**Exercise data**
BEGIN

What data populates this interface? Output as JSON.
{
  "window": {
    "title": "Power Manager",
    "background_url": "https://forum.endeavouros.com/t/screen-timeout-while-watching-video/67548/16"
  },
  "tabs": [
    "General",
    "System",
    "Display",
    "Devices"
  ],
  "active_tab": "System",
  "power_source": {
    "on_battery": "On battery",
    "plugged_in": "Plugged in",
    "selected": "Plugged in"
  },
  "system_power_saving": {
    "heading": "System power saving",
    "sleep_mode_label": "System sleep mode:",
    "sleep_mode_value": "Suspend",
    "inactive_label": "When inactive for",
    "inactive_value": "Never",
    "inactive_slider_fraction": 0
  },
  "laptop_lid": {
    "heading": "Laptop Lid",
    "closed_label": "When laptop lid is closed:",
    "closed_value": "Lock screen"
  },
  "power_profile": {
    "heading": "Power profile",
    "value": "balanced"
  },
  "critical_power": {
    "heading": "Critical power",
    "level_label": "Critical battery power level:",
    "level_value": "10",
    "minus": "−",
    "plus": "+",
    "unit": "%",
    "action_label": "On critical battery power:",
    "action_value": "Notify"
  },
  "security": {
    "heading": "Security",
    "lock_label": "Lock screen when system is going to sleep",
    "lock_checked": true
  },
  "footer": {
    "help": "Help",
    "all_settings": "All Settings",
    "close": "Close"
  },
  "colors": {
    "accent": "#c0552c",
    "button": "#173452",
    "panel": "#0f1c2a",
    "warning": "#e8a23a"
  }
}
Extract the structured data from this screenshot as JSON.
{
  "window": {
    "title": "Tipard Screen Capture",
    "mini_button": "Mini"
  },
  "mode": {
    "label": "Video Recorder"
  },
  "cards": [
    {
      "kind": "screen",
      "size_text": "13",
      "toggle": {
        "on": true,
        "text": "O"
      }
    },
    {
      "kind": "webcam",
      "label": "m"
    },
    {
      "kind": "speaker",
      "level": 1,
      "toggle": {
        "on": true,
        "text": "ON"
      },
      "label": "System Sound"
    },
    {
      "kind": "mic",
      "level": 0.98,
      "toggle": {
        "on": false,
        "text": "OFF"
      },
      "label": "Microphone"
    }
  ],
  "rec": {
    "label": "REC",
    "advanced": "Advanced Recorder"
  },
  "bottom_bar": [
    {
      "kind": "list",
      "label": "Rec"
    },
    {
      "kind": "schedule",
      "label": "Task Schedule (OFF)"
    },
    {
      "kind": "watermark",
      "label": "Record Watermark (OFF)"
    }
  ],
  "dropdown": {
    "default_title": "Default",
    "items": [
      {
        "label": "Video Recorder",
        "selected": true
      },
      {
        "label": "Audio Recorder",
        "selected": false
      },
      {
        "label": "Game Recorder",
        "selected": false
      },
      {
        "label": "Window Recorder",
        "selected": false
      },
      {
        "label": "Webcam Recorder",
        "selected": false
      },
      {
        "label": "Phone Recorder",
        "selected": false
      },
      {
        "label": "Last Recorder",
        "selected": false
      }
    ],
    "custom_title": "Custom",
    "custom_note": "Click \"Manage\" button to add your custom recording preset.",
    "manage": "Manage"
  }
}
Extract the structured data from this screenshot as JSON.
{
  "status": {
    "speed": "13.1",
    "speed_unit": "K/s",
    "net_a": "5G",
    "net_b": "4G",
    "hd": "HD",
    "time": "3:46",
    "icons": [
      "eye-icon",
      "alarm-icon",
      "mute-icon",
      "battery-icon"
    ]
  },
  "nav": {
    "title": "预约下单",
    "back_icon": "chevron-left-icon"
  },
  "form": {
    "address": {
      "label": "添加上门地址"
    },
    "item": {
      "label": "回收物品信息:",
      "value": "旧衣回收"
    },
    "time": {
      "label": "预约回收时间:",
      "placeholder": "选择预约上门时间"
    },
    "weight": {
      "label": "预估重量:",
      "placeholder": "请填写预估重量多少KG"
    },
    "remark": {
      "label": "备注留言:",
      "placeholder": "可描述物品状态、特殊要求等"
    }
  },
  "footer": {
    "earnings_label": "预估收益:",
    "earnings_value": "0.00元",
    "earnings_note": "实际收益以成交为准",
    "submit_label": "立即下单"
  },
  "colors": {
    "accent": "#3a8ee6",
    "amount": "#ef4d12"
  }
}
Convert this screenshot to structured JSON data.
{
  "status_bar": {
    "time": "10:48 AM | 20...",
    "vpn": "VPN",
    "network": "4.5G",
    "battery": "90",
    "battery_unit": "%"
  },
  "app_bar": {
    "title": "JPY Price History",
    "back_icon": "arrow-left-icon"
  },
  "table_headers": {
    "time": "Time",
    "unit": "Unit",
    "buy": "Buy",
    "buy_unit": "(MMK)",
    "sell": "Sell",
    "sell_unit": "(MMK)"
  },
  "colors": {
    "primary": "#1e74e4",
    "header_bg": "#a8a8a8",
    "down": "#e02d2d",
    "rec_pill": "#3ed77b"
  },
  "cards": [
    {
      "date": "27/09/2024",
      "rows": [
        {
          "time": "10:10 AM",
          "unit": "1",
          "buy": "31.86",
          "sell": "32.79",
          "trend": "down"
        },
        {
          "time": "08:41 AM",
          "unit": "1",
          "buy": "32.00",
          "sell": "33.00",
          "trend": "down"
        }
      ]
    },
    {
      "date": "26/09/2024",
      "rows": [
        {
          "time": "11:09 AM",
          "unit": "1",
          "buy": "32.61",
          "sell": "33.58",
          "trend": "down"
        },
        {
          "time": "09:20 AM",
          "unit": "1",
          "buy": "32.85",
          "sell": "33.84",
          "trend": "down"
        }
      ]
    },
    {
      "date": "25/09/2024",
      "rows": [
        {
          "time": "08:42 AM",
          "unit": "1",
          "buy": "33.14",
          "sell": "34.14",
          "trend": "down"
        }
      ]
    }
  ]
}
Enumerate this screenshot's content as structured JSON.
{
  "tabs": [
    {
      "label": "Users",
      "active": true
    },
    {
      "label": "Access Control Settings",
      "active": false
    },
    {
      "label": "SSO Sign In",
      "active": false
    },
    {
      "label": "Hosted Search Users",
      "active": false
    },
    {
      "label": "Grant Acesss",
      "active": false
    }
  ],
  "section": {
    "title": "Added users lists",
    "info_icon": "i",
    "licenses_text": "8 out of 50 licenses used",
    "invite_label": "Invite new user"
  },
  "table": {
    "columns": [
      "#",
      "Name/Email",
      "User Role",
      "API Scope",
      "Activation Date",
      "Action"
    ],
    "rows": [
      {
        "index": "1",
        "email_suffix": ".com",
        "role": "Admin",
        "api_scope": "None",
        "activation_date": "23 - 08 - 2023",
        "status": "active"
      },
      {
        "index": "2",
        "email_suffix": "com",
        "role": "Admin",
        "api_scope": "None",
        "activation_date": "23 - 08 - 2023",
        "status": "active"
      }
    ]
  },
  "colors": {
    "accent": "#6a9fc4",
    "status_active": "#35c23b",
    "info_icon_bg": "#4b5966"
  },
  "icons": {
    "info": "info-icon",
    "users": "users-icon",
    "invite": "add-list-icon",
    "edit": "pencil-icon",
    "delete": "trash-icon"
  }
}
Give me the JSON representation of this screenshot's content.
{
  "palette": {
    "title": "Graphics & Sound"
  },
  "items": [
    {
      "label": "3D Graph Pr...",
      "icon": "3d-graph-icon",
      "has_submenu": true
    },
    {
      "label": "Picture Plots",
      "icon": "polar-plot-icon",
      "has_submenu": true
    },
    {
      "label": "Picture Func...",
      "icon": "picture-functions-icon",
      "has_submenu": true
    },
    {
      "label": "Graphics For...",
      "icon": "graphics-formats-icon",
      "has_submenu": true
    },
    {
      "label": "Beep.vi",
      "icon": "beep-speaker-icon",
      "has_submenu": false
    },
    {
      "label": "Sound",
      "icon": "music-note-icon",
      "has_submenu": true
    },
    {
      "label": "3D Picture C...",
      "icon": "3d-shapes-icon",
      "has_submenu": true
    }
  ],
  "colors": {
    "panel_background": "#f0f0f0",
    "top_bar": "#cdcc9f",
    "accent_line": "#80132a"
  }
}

END

**Aim of the exercise**
Compute how many lines include the string "content", then give that number by itself.

**Task solution**
2